▶ To be done
Keep every line where the word "lượng" appears; drop the rest.
━━ Supplied data
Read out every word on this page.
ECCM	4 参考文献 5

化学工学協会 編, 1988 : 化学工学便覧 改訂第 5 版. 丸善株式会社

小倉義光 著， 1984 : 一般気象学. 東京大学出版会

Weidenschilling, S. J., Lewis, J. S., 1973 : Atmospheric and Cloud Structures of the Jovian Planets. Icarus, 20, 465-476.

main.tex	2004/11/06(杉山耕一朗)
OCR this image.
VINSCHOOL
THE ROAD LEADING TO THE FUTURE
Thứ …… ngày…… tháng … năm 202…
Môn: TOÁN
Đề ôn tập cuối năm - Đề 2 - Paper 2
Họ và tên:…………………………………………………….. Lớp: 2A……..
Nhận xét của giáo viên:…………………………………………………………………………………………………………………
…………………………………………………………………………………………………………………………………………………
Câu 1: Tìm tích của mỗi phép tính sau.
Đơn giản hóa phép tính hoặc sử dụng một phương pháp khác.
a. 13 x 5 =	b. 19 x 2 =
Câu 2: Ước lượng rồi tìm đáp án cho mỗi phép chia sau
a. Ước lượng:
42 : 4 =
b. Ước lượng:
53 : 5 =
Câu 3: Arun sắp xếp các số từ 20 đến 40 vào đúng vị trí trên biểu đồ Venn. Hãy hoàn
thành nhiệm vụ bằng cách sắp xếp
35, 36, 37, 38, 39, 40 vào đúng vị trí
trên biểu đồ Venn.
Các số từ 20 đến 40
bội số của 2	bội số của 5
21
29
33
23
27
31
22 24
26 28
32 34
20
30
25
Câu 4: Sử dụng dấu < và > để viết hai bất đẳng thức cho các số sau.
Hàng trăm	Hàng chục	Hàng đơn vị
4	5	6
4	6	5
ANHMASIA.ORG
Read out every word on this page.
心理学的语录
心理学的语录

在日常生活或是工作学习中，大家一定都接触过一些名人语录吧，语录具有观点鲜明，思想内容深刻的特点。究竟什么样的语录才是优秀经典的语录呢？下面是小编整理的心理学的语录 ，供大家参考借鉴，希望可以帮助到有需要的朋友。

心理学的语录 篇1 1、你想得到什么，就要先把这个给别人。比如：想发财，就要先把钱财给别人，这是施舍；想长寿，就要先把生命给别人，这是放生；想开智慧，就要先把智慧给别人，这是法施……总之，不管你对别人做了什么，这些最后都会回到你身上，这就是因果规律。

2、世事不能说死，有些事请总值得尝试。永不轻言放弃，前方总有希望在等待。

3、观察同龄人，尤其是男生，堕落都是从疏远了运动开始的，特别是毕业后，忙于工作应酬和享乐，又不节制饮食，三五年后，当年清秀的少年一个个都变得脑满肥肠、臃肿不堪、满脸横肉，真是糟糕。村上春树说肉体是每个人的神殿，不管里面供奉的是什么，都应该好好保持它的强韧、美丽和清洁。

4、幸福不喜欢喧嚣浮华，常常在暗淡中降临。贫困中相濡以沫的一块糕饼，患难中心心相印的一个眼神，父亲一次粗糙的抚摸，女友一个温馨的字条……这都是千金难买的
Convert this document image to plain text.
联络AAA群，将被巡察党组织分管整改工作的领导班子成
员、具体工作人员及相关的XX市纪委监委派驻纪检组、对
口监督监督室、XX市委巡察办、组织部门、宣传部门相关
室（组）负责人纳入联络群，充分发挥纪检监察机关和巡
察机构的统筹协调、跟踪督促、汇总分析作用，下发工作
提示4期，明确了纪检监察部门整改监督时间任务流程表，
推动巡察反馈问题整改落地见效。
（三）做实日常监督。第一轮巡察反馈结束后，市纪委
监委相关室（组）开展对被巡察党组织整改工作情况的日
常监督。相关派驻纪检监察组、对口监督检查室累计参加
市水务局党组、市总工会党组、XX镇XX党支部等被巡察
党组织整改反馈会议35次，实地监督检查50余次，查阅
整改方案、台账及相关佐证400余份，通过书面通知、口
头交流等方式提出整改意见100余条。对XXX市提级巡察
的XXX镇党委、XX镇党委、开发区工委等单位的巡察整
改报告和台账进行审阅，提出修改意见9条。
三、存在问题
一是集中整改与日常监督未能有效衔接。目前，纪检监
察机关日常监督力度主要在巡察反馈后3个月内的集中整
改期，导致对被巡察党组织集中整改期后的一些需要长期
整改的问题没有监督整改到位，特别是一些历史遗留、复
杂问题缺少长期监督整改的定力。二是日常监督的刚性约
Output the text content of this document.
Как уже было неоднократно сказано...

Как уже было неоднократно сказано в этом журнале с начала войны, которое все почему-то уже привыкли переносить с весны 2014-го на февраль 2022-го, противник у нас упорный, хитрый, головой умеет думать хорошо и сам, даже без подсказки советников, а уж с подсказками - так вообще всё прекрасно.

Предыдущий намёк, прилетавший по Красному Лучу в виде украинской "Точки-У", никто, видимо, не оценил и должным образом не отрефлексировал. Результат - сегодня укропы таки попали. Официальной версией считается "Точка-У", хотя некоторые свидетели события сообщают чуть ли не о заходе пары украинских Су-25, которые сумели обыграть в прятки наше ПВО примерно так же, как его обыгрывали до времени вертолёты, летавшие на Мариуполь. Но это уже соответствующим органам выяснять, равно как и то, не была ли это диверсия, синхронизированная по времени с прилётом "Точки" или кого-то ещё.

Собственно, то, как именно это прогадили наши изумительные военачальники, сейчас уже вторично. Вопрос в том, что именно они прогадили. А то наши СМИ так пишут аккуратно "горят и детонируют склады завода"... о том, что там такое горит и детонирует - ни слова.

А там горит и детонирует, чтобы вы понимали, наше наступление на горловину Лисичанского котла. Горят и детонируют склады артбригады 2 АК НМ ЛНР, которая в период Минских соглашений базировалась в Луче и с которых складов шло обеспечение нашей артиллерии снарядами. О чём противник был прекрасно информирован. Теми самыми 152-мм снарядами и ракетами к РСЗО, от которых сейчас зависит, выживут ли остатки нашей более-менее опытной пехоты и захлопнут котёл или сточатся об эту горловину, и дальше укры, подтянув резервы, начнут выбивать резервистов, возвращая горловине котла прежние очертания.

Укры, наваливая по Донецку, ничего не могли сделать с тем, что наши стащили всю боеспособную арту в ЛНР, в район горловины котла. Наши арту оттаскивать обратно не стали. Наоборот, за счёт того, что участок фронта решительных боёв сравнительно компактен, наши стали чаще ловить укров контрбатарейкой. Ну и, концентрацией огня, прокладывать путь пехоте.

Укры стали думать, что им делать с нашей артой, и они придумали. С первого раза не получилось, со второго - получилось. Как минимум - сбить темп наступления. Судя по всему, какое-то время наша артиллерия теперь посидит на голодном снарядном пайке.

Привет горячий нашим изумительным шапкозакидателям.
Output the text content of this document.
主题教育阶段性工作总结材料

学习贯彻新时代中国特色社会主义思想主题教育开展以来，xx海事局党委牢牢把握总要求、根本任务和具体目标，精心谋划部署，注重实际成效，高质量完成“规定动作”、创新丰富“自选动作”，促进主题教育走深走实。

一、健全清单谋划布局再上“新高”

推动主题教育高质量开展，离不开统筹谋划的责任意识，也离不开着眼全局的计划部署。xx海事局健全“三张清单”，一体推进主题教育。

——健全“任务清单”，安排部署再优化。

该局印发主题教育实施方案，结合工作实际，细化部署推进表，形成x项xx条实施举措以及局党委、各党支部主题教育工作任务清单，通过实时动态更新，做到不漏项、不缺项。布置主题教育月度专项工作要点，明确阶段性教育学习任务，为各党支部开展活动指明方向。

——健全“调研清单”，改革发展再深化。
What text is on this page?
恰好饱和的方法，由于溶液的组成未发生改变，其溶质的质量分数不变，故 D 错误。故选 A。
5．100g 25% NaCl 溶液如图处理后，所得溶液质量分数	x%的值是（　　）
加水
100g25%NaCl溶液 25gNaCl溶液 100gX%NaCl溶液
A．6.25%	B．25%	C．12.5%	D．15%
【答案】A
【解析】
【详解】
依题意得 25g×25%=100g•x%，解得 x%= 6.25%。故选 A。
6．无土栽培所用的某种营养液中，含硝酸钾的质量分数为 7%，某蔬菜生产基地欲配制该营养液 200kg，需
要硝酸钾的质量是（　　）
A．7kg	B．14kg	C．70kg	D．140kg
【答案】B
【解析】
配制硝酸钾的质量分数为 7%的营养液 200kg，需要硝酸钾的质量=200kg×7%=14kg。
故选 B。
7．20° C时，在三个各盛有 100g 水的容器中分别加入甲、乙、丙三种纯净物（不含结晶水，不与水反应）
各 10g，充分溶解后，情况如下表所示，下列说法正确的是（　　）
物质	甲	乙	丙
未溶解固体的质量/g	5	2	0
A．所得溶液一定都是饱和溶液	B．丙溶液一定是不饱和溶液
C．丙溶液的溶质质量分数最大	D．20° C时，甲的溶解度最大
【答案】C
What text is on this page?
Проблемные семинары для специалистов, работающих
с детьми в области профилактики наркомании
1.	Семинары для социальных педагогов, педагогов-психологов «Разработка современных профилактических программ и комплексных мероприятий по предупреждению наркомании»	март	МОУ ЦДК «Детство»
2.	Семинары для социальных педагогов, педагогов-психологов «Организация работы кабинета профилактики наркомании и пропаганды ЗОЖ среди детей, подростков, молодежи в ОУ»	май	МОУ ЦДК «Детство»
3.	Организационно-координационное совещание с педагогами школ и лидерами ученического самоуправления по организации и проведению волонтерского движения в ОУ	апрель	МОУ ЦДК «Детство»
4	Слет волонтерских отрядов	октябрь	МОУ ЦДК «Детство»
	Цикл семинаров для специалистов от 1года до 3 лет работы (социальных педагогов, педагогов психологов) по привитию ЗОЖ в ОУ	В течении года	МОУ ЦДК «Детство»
━━━━
▶ Final result
Câu 2: Ước lượng rồi tìm đáp án cho mỗi phép chia sau
a. Ước lượng:
b. Ước lượng:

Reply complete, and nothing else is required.